- Problem statement
Each line in the entries below that holds the string "should" is to be listed.

- Records supplied

====

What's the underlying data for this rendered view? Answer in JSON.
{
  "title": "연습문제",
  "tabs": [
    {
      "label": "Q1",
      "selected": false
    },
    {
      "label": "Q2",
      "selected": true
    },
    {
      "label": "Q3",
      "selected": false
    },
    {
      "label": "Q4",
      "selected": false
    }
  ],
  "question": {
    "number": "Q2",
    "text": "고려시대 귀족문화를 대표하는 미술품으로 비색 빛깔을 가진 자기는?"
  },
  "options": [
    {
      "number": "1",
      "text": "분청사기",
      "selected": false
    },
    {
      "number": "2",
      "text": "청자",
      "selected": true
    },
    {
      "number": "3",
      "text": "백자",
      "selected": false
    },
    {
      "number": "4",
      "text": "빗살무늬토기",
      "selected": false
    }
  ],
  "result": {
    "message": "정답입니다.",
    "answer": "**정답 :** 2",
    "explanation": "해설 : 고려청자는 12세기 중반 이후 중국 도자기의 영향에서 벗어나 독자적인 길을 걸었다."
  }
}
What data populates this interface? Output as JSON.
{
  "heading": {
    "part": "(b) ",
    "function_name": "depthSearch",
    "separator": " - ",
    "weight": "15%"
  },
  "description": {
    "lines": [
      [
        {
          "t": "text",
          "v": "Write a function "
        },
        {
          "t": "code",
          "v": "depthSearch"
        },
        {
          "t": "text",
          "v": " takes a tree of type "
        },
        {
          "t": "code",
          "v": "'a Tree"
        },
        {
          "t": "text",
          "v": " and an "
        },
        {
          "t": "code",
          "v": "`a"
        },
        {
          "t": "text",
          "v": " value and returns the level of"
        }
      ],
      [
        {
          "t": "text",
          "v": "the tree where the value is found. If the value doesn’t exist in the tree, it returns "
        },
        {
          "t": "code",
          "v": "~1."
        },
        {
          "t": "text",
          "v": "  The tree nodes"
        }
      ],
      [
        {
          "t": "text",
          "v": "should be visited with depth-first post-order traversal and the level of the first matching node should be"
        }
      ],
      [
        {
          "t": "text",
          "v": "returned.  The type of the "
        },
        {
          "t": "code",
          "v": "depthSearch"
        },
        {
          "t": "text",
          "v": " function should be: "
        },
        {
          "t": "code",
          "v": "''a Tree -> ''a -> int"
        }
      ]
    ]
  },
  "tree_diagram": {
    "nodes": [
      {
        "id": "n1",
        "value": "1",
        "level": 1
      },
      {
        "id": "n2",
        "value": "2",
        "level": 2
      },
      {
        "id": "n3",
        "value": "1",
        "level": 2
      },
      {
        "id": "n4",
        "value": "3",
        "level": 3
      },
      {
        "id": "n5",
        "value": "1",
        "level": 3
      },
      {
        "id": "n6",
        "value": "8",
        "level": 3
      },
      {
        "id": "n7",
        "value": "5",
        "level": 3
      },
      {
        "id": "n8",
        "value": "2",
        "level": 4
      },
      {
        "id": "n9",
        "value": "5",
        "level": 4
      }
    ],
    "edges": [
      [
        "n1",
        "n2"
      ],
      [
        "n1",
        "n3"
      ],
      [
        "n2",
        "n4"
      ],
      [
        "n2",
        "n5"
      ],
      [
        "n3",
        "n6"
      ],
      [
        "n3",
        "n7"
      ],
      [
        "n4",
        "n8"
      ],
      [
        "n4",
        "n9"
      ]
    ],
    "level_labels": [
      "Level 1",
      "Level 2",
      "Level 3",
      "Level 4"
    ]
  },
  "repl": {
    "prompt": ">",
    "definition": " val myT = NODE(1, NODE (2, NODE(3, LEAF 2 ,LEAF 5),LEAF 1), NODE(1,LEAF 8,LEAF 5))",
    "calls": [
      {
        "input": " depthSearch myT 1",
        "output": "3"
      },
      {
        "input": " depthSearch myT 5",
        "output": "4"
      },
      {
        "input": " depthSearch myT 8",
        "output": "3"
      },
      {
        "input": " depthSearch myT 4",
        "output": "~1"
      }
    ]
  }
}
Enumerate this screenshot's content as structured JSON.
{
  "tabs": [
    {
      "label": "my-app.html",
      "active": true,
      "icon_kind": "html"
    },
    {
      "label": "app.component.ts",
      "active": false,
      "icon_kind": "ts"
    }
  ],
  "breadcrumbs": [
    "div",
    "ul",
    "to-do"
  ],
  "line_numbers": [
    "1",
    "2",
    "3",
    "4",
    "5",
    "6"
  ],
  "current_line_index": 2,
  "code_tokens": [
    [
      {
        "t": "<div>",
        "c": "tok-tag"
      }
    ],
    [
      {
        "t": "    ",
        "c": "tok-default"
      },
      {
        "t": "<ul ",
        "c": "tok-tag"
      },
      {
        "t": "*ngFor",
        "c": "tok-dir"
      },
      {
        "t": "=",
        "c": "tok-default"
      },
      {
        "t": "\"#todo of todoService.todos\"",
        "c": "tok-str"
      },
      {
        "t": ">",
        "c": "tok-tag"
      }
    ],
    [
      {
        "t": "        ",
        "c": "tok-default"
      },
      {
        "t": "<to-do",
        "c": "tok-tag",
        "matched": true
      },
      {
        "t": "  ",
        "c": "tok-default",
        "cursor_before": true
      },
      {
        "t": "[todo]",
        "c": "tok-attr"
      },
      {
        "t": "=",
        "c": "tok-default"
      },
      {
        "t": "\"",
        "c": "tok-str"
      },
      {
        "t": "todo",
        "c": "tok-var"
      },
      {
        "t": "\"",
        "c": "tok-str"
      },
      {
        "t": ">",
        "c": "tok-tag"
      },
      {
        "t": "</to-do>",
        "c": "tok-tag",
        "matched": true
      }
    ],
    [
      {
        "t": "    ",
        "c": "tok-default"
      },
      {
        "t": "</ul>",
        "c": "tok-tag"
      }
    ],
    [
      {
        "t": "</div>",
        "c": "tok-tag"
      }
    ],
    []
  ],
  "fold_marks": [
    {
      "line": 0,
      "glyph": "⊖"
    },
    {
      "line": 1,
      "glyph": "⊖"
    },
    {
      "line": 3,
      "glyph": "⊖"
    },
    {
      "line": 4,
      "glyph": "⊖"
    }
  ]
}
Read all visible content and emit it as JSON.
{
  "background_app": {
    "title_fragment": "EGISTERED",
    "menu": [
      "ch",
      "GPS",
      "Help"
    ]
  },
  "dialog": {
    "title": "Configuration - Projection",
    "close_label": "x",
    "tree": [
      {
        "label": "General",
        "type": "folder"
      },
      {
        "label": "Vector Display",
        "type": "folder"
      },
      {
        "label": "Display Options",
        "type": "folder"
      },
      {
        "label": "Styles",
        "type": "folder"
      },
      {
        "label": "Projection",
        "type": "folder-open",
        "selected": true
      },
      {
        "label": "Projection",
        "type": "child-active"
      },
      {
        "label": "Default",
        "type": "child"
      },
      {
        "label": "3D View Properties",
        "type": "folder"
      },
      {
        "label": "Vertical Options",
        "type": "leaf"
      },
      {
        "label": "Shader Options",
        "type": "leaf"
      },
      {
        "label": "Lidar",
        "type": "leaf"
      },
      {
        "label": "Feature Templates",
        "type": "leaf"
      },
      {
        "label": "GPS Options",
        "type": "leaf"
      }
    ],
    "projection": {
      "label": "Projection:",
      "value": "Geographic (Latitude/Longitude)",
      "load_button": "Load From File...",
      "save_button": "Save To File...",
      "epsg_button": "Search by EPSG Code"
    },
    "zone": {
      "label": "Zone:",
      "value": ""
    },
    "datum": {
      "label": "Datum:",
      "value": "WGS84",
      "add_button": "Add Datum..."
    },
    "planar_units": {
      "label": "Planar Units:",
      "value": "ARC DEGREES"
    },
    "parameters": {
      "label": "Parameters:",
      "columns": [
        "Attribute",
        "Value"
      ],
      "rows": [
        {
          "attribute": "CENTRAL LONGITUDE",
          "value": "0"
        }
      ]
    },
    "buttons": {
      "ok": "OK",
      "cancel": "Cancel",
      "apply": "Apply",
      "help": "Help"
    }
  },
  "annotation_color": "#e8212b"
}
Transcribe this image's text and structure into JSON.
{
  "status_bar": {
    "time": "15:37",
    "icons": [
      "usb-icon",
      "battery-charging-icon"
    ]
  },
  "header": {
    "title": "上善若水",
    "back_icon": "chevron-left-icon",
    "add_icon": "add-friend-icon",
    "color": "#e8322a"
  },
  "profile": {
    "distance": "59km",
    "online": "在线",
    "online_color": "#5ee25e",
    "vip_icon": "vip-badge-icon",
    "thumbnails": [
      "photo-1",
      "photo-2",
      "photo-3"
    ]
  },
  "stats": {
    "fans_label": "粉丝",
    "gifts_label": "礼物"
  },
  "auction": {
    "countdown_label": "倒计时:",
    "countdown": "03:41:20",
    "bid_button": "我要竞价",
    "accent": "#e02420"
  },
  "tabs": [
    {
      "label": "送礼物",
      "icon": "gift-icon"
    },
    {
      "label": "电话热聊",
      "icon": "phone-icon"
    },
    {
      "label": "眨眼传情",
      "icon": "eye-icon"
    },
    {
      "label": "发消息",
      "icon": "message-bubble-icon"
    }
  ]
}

====

- Full answer
          "v": "should be visited with depth-first post-order traversal and the level of the first matching node should be"
          "v": " function should be: "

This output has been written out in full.